TASK BRIEF :: The listing beneath should be written out in full, exactly as shown.

DATA IN THIS EXERCISE ::

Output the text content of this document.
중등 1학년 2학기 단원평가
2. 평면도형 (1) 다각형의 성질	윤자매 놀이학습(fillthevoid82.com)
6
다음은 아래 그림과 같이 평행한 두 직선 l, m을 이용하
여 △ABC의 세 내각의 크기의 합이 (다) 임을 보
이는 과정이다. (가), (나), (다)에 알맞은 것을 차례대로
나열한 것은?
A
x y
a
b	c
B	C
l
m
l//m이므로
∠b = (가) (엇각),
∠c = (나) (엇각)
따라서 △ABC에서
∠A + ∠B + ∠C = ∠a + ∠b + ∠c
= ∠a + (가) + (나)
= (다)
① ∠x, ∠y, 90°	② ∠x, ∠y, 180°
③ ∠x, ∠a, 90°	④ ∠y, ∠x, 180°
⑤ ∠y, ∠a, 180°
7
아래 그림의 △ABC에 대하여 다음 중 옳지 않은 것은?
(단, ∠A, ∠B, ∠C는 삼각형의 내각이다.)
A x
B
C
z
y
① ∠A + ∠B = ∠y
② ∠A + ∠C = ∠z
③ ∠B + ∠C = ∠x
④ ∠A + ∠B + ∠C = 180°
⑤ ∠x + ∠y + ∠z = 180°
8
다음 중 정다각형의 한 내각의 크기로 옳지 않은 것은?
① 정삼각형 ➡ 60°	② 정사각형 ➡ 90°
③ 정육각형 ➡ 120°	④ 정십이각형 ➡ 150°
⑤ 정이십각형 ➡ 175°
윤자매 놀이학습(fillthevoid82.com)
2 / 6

REPLY ::
Output the text content of this document.
중등 1학년 2학기 단원평가
2. 평면도형 (1) 다각형의 성질	윤자매 놀이학습(fillthevoid82.com)
6
다음은 아래 그림과 같이 평행한 두 직선 l, m을 이용하
여 △ABC의 세 내각의 크기의 합이 (다) 임을 보
이는 과정이다. (가), (나), (다)에 알맞은 것을 차례대로
나열한 것은?
A
x y
a
b	c
B	C
l
m
l//m이므로
∠b = (가) (엇각),
∠c = (나) (엇각)
따라서 △ABC에서
∠A + ∠B + ∠C = ∠a + ∠b + ∠c
= ∠a + (가) + (나)
= (다)
① ∠x, ∠y, 90°	② ∠x, ∠y, 180°
③ ∠x, ∠a, 90°	④ ∠y, ∠x, 180°
⑤ ∠y, ∠a, 180°
7
아래 그림의 △ABC에 대하여 다음 중 옳지 않은 것은?
(단, ∠A, ∠B, ∠C는 삼각형의 내각이다.)
A x
B
C
z
y
① ∠A + ∠B = ∠y
② ∠A + ∠C = ∠z
③ ∠B + ∠C = ∠x
④ ∠A + ∠B + ∠C = 180°
⑤ ∠x + ∠y + ∠z = 180°
8
다음 중 정다각형의 한 내각의 크기로 옳지 않은 것은?
① 정삼각형 ➡ 60°	② 정사각형 ➡ 90°
③ 정육각형 ➡ 120°	④ 정십이각형 ➡ 150°
⑤ 정이십각형 ➡ 175°
윤자매 놀이학습(fillthevoid82.com)
2 / 6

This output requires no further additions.